◆ **Exercise details**
Look for the string "demand" in the lines and copy each line that has it.

◆ **Data extract**
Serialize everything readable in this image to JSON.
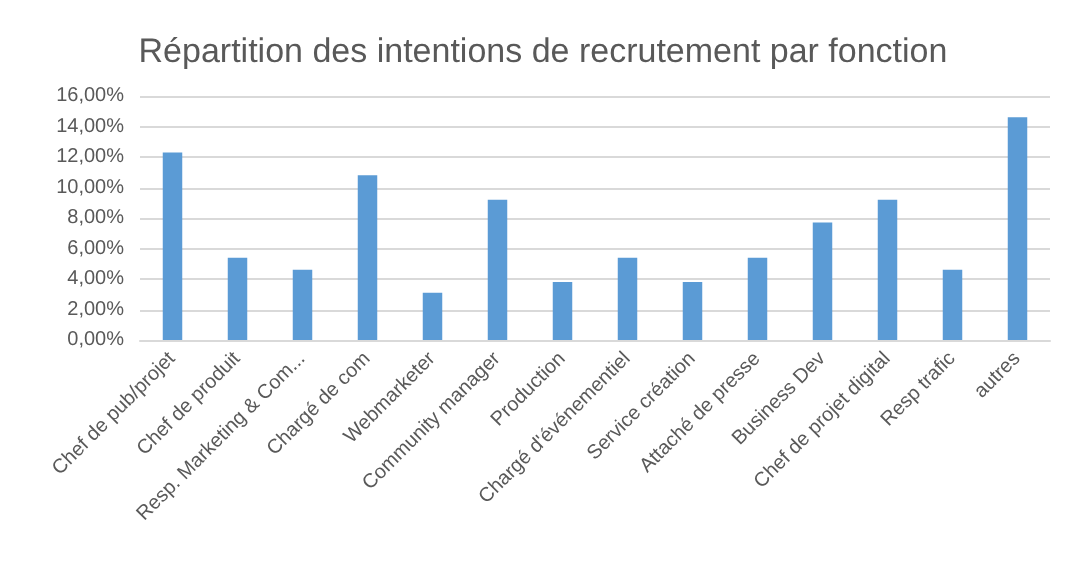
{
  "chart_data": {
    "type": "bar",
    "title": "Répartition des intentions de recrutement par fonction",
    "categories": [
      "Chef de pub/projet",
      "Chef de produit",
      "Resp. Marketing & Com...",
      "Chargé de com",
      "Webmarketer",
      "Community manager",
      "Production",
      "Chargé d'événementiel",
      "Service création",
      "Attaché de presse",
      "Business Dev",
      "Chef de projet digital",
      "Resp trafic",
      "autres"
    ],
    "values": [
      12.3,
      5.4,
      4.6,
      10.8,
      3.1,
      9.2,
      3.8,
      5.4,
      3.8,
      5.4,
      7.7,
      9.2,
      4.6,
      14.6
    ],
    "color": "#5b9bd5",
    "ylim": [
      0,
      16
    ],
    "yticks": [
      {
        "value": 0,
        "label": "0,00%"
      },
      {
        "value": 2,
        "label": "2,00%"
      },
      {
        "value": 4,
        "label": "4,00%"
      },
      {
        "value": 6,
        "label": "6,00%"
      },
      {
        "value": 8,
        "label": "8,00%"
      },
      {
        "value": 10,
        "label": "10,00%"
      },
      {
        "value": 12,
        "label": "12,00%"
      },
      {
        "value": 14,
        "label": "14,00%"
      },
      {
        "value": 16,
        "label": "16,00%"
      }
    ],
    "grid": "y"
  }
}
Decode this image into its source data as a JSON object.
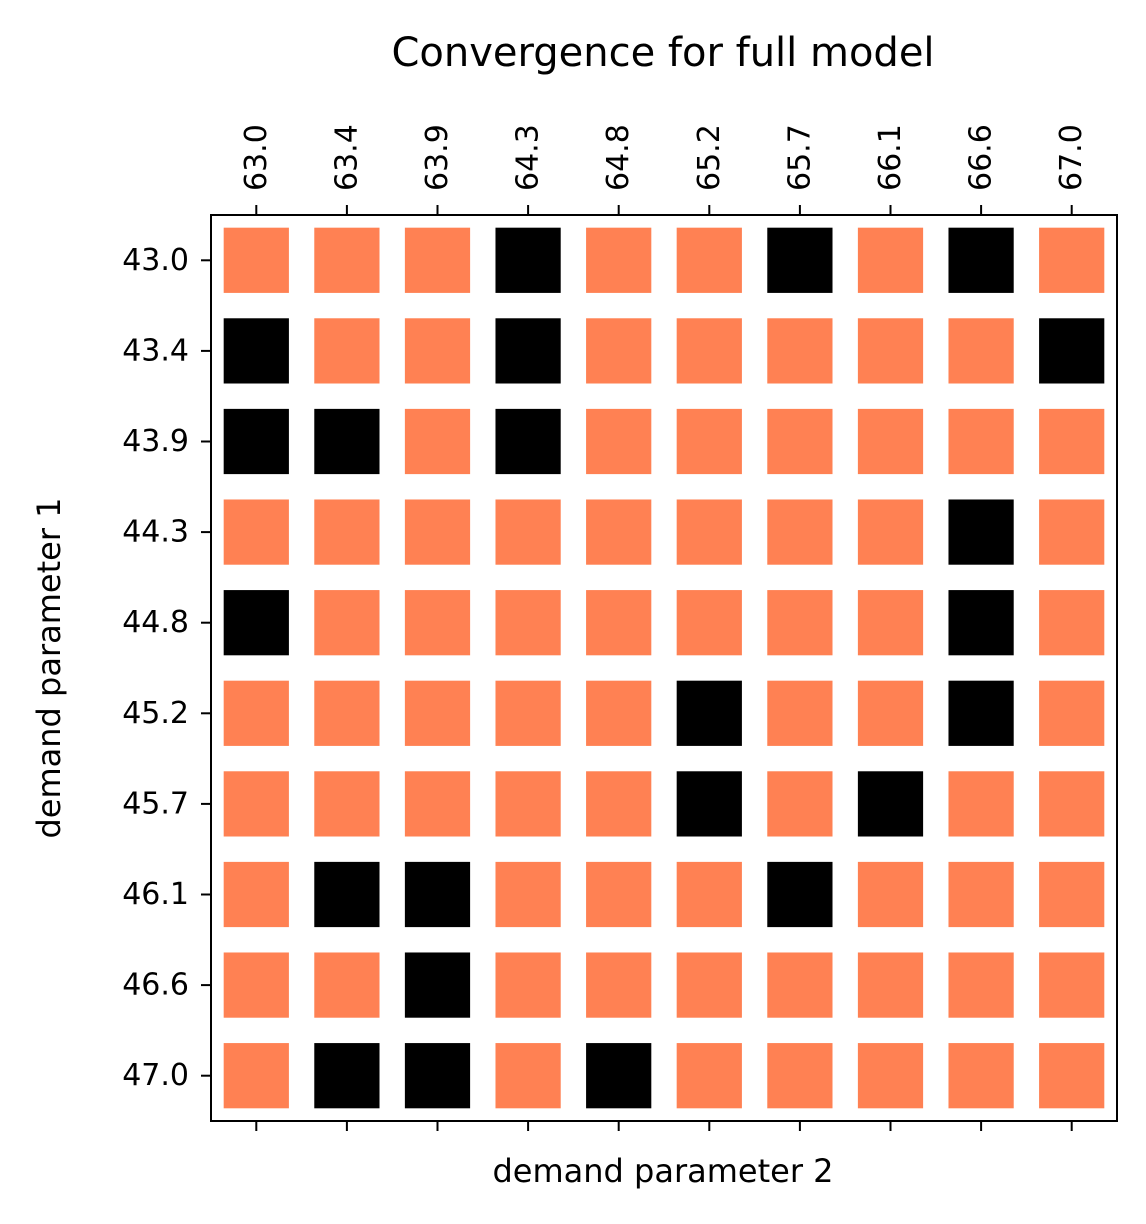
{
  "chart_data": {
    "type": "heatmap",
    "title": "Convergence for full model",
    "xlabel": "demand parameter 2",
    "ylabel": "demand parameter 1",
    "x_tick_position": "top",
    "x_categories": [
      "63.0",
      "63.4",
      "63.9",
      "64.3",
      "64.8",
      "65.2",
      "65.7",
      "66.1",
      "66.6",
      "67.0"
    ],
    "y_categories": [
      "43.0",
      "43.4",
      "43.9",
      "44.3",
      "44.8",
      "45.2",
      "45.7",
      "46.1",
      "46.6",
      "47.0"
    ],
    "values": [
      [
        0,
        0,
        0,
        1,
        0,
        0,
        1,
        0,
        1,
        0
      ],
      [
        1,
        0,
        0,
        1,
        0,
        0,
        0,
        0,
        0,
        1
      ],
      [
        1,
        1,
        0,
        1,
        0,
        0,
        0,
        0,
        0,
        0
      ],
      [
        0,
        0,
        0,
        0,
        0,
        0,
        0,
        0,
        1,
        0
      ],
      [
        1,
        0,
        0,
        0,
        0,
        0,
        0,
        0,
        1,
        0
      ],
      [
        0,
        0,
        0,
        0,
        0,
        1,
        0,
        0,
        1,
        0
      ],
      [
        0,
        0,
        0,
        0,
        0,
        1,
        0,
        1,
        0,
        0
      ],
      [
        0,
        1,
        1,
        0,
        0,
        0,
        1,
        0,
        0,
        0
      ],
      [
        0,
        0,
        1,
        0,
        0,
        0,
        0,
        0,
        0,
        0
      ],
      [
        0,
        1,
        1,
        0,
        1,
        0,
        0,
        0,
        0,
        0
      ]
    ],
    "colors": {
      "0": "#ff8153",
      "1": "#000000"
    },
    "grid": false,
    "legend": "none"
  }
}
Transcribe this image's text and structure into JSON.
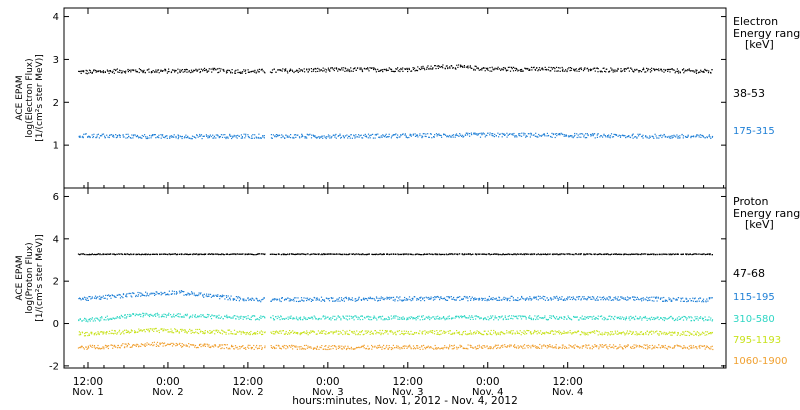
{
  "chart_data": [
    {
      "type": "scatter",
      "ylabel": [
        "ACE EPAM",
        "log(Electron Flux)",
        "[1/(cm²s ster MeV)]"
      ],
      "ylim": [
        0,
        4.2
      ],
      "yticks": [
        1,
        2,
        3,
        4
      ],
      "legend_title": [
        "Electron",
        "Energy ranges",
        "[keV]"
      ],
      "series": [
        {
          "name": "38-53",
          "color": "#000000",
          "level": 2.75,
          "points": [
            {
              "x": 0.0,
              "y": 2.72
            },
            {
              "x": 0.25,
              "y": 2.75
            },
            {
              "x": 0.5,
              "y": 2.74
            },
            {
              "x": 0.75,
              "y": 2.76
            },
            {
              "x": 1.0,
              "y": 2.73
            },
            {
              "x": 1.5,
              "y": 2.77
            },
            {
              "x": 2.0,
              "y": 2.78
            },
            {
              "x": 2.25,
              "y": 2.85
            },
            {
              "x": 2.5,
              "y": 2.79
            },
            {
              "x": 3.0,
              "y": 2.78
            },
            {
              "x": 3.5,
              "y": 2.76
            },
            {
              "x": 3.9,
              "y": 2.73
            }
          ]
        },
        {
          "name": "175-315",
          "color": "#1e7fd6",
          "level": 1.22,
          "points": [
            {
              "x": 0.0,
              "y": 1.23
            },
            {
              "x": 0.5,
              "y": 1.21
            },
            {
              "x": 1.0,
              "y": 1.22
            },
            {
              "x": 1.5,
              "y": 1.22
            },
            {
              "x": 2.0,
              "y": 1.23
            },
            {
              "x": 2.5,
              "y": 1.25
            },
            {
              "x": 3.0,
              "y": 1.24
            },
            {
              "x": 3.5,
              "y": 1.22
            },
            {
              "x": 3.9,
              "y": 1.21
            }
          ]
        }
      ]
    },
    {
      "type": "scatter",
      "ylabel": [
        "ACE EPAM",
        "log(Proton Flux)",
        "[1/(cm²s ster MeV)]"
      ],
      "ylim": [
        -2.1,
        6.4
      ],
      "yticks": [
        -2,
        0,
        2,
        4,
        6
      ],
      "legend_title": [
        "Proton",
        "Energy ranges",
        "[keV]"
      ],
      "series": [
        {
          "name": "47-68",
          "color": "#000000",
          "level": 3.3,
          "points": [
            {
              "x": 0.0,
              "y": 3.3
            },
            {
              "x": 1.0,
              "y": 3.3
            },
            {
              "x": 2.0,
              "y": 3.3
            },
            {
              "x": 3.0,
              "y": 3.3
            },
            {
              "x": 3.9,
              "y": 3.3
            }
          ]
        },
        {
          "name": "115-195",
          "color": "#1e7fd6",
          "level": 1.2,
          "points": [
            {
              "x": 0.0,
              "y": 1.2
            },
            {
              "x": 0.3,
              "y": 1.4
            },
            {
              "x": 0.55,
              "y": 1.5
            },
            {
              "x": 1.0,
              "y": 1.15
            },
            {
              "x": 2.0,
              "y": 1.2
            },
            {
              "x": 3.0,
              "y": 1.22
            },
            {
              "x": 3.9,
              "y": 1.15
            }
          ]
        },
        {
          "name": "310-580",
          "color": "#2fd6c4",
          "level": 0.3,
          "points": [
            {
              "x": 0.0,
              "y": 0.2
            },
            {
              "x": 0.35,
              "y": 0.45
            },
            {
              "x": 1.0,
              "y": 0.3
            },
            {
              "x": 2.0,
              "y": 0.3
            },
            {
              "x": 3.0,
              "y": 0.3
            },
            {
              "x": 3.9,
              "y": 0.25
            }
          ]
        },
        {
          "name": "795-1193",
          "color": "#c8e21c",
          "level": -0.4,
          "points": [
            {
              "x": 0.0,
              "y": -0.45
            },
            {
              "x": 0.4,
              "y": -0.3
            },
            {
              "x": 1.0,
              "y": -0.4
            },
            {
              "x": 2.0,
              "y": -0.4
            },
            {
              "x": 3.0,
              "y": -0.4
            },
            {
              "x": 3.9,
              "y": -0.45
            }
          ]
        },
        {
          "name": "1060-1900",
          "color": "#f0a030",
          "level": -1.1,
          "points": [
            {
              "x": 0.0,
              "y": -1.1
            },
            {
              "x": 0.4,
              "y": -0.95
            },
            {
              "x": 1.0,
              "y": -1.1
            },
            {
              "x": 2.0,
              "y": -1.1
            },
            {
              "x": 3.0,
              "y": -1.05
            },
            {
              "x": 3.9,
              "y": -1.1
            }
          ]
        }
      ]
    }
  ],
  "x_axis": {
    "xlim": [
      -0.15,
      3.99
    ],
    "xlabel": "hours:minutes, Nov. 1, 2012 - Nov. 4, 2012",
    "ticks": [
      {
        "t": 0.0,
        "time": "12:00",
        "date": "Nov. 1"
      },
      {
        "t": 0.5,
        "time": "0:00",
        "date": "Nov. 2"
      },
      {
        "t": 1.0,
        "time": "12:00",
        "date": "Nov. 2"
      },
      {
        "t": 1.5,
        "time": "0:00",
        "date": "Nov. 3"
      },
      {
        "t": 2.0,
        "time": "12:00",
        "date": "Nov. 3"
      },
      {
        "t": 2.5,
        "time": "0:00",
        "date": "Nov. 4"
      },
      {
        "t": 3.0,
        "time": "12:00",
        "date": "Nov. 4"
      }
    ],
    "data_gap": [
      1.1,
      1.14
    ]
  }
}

◆ **Written reply**
    "xlabel": "demand parameter 2",
    "ylabel": "demand parameter 1",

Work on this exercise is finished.